STORED DATA:
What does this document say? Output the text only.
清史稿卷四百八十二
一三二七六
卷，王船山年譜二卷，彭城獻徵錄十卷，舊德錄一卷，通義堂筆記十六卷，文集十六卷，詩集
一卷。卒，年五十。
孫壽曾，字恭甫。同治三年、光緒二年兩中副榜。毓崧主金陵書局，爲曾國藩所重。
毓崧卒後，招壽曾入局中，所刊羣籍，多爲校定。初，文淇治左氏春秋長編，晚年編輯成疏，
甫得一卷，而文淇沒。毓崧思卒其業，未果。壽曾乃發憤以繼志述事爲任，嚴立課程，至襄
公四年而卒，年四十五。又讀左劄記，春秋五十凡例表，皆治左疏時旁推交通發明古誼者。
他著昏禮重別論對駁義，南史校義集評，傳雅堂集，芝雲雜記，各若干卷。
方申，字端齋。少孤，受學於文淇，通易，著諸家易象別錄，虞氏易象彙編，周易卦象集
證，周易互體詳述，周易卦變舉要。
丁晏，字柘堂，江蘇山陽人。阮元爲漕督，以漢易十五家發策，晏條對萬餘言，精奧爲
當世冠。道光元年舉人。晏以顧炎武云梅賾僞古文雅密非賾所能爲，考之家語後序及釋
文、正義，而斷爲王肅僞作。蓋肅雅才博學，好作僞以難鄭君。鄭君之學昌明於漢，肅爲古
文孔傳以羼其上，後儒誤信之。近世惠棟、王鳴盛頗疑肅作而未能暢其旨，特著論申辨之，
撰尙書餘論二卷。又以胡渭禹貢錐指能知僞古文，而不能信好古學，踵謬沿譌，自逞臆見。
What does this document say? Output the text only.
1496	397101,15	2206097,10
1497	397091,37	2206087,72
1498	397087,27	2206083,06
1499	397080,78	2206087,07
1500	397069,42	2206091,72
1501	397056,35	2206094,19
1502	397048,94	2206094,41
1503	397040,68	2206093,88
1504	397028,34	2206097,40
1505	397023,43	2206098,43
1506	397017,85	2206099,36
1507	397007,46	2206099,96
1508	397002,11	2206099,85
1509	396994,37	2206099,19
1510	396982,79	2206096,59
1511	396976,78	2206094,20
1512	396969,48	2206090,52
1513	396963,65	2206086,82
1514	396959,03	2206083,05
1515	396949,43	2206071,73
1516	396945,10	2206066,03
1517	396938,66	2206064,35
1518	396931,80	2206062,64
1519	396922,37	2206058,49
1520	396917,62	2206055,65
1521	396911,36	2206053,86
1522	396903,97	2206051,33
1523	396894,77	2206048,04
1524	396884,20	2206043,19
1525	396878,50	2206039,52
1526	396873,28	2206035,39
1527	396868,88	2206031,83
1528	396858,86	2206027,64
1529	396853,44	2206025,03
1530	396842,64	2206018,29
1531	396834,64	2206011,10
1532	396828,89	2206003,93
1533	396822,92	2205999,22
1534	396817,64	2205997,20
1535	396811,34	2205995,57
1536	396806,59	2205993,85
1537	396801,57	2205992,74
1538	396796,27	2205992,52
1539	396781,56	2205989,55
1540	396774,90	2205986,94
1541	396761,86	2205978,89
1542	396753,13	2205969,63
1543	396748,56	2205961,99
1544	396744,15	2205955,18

GIVEN TASK: Retype the entries exactly, including every line.

COMPLETE RESPONSE:
What does this document say? Output the text only.
清史稿卷四百八十二
一三二七六
卷，王船山年譜二卷，彭城獻徵錄十卷，舊德錄一卷，通義堂筆記十六卷，文集十六卷，詩集
一卷。卒，年五十。
孫壽曾，字恭甫。同治三年、光緒二年兩中副榜。毓崧主金陵書局，爲曾國藩所重。
毓崧卒後，招壽曾入局中，所刊羣籍，多爲校定。初，文淇治左氏春秋長編，晚年編輯成疏，
甫得一卷，而文淇沒。毓崧思卒其業，未果。壽曾乃發憤以繼志述事爲任，嚴立課程，至襄
公四年而卒，年四十五。又讀左劄記，春秋五十凡例表，皆治左疏時旁推交通發明古誼者。
他著昏禮重別論對駁義，南史校義集評，傳雅堂集，芝雲雜記，各若干卷。
方申，字端齋。少孤，受學於文淇，通易，著諸家易象別錄，虞氏易象彙編，周易卦象集
證，周易互體詳述，周易卦變舉要。
丁晏，字柘堂，江蘇山陽人。阮元爲漕督，以漢易十五家發策，晏條對萬餘言，精奧爲
當世冠。道光元年舉人。晏以顧炎武云梅賾僞古文雅密非賾所能爲，考之家語後序及釋
文、正義，而斷爲王肅僞作。蓋肅雅才博學，好作僞以難鄭君。鄭君之學昌明於漢，肅爲古
文孔傳以羼其上，後儒誤信之。近世惠棟、王鳴盛頗疑肅作而未能暢其旨，特著論申辨之，
撰尙書餘論二卷。又以胡渭禹貢錐指能知僞古文，而不能信好古學，踵謬沿譌，自逞臆見。
What does this document say? Output the text only.
1496	397101,15	2206097,10
1497	397091,37	2206087,72
1498	397087,27	2206083,06
1499	397080,78	2206087,07
1500	397069,42	2206091,72
1501	397056,35	2206094,19
1502	397048,94	2206094,41
1503	397040,68	2206093,88
1504	397028,34	2206097,40
1505	397023,43	2206098,43
1506	397017,85	2206099,36
1507	397007,46	2206099,96
1508	397002,11	2206099,85
1509	396994,37	2206099,19
1510	396982,79	2206096,59
1511	396976,78	2206094,20
1512	396969,48	2206090,52
1513	396963,65	2206086,82
1514	396959,03	2206083,05
1515	396949,43	2206071,73
1516	396945,10	2206066,03
1517	396938,66	2206064,35
1518	396931,80	2206062,64
1519	396922,37	2206058,49
1520	396917,62	2206055,65
1521	396911,36	2206053,86
1522	396903,97	2206051,33
1523	396894,77	2206048,04
1524	396884,20	2206043,19
1525	396878,50	2206039,52
1526	396873,28	2206035,39
1527	396868,88	2206031,83
1528	396858,86	2206027,64
1529	396853,44	2206025,03
1530	396842,64	2206018,29
1531	396834,64	2206011,10
1532	396828,89	2206003,93
1533	396822,92	2205999,22
1534	396817,64	2205997,20
1535	396811,34	2205995,57
1536	396806,59	2205993,85
1537	396801,57	2205992,74
1538	396796,27	2205992,52
1539	396781,56	2205989,55
1540	396774,90	2205986,94
1541	396761,86	2205978,89
1542	396753,13	2205969,63
1543	396748,56	2205961,99
1544	396744,15	2205955,18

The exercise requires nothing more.